▶ [What is expected]: Copy out all of the data below with no alterations.
==== Data lines ====
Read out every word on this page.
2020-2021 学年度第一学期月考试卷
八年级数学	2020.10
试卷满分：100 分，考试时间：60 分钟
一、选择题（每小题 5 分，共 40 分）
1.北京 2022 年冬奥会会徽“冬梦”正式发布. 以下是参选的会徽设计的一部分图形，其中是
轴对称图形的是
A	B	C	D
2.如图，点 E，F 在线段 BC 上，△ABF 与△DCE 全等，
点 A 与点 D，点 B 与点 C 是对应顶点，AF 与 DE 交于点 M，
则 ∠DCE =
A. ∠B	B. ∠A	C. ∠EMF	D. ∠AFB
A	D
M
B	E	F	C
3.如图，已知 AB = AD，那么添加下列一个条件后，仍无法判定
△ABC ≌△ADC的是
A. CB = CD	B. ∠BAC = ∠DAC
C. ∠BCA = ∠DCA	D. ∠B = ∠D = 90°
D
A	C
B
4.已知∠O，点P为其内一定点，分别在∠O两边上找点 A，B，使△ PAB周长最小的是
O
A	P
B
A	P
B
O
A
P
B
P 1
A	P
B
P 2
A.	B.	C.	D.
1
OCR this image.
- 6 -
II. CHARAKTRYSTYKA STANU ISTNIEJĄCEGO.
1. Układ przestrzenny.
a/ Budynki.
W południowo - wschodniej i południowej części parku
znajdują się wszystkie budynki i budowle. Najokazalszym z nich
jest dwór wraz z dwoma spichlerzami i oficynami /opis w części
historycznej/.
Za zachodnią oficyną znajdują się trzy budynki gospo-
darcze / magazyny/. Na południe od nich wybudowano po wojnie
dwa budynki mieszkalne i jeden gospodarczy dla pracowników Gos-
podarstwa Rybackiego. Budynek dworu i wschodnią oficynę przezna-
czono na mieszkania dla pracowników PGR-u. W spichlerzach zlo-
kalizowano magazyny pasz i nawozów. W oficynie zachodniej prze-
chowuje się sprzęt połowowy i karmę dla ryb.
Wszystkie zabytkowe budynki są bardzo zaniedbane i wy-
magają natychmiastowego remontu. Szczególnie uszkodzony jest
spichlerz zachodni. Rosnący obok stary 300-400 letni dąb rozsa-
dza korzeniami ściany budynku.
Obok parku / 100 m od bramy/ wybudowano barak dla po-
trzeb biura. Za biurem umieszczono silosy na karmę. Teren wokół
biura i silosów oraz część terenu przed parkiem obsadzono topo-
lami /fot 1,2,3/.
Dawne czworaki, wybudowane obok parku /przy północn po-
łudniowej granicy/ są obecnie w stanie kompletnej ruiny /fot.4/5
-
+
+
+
====
▶ [Solution to the problem]:
Read out every word on this page.
2020-2021 学年度第一学期月考试卷
八年级数学	2020.10
试卷满分：100 分，考试时间：60 分钟
一、选择题（每小题 5 分，共 40 分）
1.北京 2022 年冬奥会会徽“冬梦”正式发布. 以下是参选的会徽设计的一部分图形，其中是
轴对称图形的是
A	B	C	D
2.如图，点 E，F 在线段 BC 上，△ABF 与△DCE 全等，
点 A 与点 D，点 B 与点 C 是对应顶点，AF 与 DE 交于点 M，
则 ∠DCE =
A. ∠B	B. ∠A	C. ∠EMF	D. ∠AFB
A	D
M
B	E	F	C
3.如图，已知 AB = AD，那么添加下列一个条件后，仍无法判定
△ABC ≌△ADC的是
A. CB = CD	B. ∠BAC = ∠DAC
C. ∠BCA = ∠DCA	D. ∠B = ∠D = 90°
D
A	C
B
4.已知∠O，点P为其内一定点，分别在∠O两边上找点 A，B，使△ PAB周长最小的是
O
A	P
B
A	P
B
O
A
P
B
P 1
A	P
B
P 2
A.	B.	C.	D.
1
OCR this image.
- 6 -
II. CHARAKTRYSTYKA STANU ISTNIEJĄCEGO.
1. Układ przestrzenny.
a/ Budynki.
W południowo - wschodniej i południowej części parku
znajdują się wszystkie budynki i budowle. Najokazalszym z nich
jest dwór wraz z dwoma spichlerzami i oficynami /opis w części
historycznej/.
Za zachodnią oficyną znajdują się trzy budynki gospo-
darcze / magazyny/. Na południe od nich wybudowano po wojnie
dwa budynki mieszkalne i jeden gospodarczy dla pracowników Gos-
podarstwa Rybackiego. Budynek dworu i wschodnią oficynę przezna-
czono na mieszkania dla pracowników PGR-u. W spichlerzach zlo-
kalizowano magazyny pasz i nawozów. W oficynie zachodniej prze-
chowuje się sprzęt połowowy i karmę dla ryb.
Wszystkie zabytkowe budynki są bardzo zaniedbane i wy-
magają natychmiastowego remontu. Szczególnie uszkodzony jest
spichlerz zachodni. Rosnący obok stary 300-400 letni dąb rozsa-
dza korzeniami ściany budynku.
Obok parku / 100 m od bramy/ wybudowano barak dla po-
trzeb biura. Za biurem umieszczono silosy na karmę. Teren wokół
biura i silosów oraz część terenu przed parkiem obsadzono topo-
lami /fot 1,2,3/.
Dawne czworaki, wybudowane obok parku /przy północn po-
łudniowej granicy/ są obecnie w stanie kompletnej ruiny /fot.4/5
-
+
+
+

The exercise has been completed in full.